Data for the task
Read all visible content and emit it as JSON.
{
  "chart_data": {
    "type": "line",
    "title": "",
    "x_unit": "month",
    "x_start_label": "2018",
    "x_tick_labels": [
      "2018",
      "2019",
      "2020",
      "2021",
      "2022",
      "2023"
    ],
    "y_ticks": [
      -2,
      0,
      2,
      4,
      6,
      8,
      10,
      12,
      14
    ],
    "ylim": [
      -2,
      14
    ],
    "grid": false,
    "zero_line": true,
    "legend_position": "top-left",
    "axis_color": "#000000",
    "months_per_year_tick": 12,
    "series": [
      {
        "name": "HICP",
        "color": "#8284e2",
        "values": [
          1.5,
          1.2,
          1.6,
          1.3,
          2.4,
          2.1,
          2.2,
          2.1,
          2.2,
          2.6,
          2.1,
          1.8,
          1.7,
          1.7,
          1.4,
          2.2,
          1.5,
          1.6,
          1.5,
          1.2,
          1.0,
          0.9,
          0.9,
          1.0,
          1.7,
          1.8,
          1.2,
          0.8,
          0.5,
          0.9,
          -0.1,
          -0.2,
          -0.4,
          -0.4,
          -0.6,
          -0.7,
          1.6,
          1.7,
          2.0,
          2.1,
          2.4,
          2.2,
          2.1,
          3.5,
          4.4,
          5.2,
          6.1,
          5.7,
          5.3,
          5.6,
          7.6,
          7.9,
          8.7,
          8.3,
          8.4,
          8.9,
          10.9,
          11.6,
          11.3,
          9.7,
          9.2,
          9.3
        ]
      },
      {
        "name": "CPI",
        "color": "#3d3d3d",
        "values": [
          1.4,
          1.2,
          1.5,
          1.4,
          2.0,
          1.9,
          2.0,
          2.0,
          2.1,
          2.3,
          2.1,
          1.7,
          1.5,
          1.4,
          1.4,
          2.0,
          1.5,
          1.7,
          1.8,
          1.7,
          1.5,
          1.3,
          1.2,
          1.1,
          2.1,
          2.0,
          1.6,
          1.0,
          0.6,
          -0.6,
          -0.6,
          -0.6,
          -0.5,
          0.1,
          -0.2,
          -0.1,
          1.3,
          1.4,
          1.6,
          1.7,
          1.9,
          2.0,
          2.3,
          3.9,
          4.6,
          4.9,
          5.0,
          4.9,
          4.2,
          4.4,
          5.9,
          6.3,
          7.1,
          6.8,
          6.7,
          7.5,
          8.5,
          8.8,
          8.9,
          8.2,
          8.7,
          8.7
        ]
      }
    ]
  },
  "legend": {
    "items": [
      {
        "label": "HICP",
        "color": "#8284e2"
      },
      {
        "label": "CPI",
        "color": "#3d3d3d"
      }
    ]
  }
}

Exercise instructions
Every line of the material must be returned exactly as it appears.

Final result
Read all visible content and emit it as JSON.
{
  "chart_data": {
    "type": "line",
    "title": "",
    "x_unit": "month",
    "x_start_label": "2018",
    "x_tick_labels": [
      "2018",
      "2019",
      "2020",
      "2021",
      "2022",
      "2023"
    ],
    "y_ticks": [
      -2,
      0,
      2,
      4,
      6,
      8,
      10,
      12,
      14
    ],
    "ylim": [
      -2,
      14
    ],
    "grid": false,
    "zero_line": true,
    "legend_position": "top-left",
    "axis_color": "#000000",
    "months_per_year_tick": 12,
    "series": [
      {
        "name": "HICP",
        "color": "#8284e2",
        "values": [
          1.5,
          1.2,
          1.6,
          1.3,
          2.4,
          2.1,
          2.2,
          2.1,
          2.2,
          2.6,
          2.1,
          1.8,
          1.7,
          1.7,
          1.4,
          2.2,
          1.5,
          1.6,
          1.5,
          1.2,
          1.0,
          0.9,
          0.9,
          1.0,
          1.7,
          1.8,
          1.2,
          0.8,
          0.5,
          0.9,
          -0.1,
          -0.2,
          -0.4,
          -0.4,
          -0.6,
          -0.7,
          1.6,
          1.7,
          2.0,
          2.1,
          2.4,
          2.2,
          2.1,
          3.5,
          4.4,
          5.2,
          6.1,
          5.7,
          5.3,
          5.6,
          7.6,
          7.9,
          8.7,
          8.3,
          8.4,
          8.9,
          10.9,
          11.6,
          11.3,
          9.7,
          9.2,
          9.3
        ]
      },
      {
        "name": "CPI",
        "color": "#3d3d3d",
        "values": [
          1.4,
          1.2,
          1.5,
          1.4,
          2.0,
          1.9,
          2.0,
          2.0,
          2.1,
          2.3,
          2.1,
          1.7,
          1.5,
          1.4,
          1.4,
          2.0,
          1.5,
          1.7,
          1.8,
          1.7,
          1.5,
          1.3,
          1.2,
          1.1,
          2.1,
          2.0,
          1.6,
          1.0,
          0.6,
          -0.6,
          -0.6,
          -0.6,
          -0.5,
          0.1,
          -0.2,
          -0.1,
          1.3,
          1.4,
          1.6,
          1.7,
          1.9,
          2.0,
          2.3,
          3.9,
          4.6,
          4.9,
          5.0,
          4.9,
          4.2,
          4.4,
          5.9,
          6.3,
          7.1,
          6.8,
          6.7,
          7.5,
          8.5,
          8.8,
          8.9,
          8.2,
          8.7,
          8.7
        ]
      }
    ]
  },
  "legend": {
    "items": [
      {
        "label": "HICP",
        "color": "#8284e2"
      },
      {
        "label": "CPI",
        "color": "#3d3d3d"
      }
    ]
  }
}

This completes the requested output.